**Exercise objective:**
Gather every line from the entries below that includes "quebra".

**Source material:**
☆ ☆ ☆ ☆ ☆

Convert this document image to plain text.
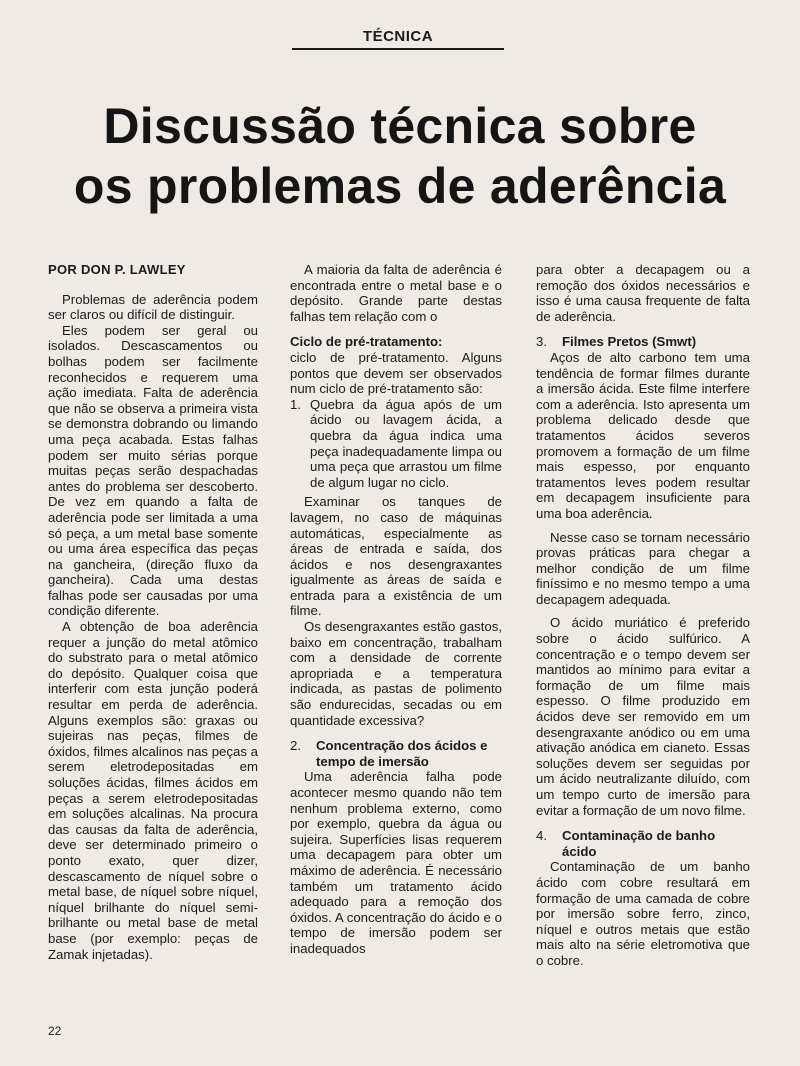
TÉCNICA
Discussão técnica sobre
os problemas de aderência

POR DON P. LAWLEY

Problemas de aderência podem ser claros ou difícil de distinguir.

Eles podem ser geral ou isolados. Descascamentos ou bolhas podem ser facilmente reconhecidos e requerem uma ação imediata. Falta de aderência que não se observa a primeira vista se demonstra dobrando ou limando uma peça acabada. Estas falhas podem ser muito sérias porque muitas peças serão despachadas antes do problema ser descoberto. De vez em quando a falta de aderência pode ser limitada a uma só peça, a um metal base somente ou uma área específica das peças na gancheira, (direção fluxo da gancheira). Cada uma destas falhas pode ser causadas por uma condição diferente.

A obtenção de boa aderência requer a junção do metal atômico do substrato para o metal atômico do depósito. Qualquer coisa que interferir com esta junção poderá resultar em perda de aderência. Alguns exemplos são: graxas ou sujeiras nas peças, filmes de óxidos, filmes alcalinos nas peças a serem eletrodepositadas em soluções ácidas, filmes ácidos em peças a serem eletrodepositadas em soluções alcalinas. Na procura das causas da falta de aderência, deve ser determinado primeiro o ponto exato, quer dizer, descascamento de níquel sobre o metal base, de níquel sobre níquel, níquel brilhante do níquel semi-brilhante ou metal base de metal base (por exemplo: peças de Zamak injetadas).

A maioria da falta de aderência é encontrada entre o metal base e o depósito. Grande parte destas falhas tem relação com o

Ciclo de pré-tratamento:

ciclo de pré-tratamento. Alguns pontos que devem ser observados num ciclo de pré-tratamento são:

1. Quebra da água após de um ácido ou lavagem ácida, a quebra da água indica uma peça inadequadamente limpa ou uma peça que arrastou um filme de algum lugar no ciclo.

Examinar os tanques de lavagem, no caso de máquinas automáticas, especialmente as áreas de entrada e saída, dos ácidos e nos desengraxantes igualmente as áreas de saída e entrada para a existência de um filme.

Os desengraxantes estão gastos, baixo em concentração, trabalham com a densidade de corrente apropriada e a temperatura indicada, as pastas de polimento são endurecidas, secadas ou em quantidade excessiva?

2.	Concentração dos ácidos e tempo de imersão

Uma aderência falha pode acontecer mesmo quando não tem nenhum problema externo, como por exemplo, quebra da água ou sujeira. Superfícies lisas requerem uma decapagem para obter um máximo de aderência. É necessário também um tratamento ácido adequado para a remoção dos óxidos. A concentração do ácido e o tempo de imersão podem ser inadequados

para obter a decapagem ou a remoção dos óxidos necessários e isso é uma causa frequente de falta de aderência.

3.	Filmes Pretos (Smwt)

Aços de alto carbono tem uma tendência de formar filmes durante a imersão ácida. Este filme interfere com a aderência. Isto apresenta um problema delicado desde que tratamentos ácidos severos promovem a formação de um filme mais espesso, por enquanto tratamentos leves podem resultar em decapagem insuficiente para uma boa aderência.

Nesse caso se tornam necessário provas práticas para chegar a melhor condição de um filme finíssimo e no mesmo tempo a uma decapagem adequada.

O ácido muriático é preferido sobre o ácido sulfúrico. A concentração e o tempo devem ser mantidos ao mínimo para evitar a formação de um filme mais espesso. O filme produzido em ácidos deve ser removido em um desengraxante anódico ou em uma ativação anódica em cianeto. Essas soluções devem ser seguidas por um ácido neutralizante diluído, com um tempo curto de imersão para evitar a formação de um novo filme.

4.	Contaminação de banho ácido

Contaminação de um banho ácido com cobre resultará em formação de uma camada de cobre por imersão sobre ferro, zinco, níquel e outros metais que estão mais alto na série eletromotiva que o cobre.

22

☆ ☆ ☆ ☆ ☆

**Response to this task:**
1. Quebra da água após de um ácido ou lavagem ácida, a quebra da água indica uma peça inadequadamente limpa ou uma peça que arrastou um filme de algum lugar no ciclo.
Uma aderência falha pode acontecer mesmo quando não tem nenhum problema externo, como por exemplo, quebra da água ou sujeira. Superfícies lisas requerem uma decapagem para obter um máximo de aderência. É necessário também um tratamento ácido adequado para a remoção dos óxidos. A concentração do ácido e o tempo de imersão podem ser inadequados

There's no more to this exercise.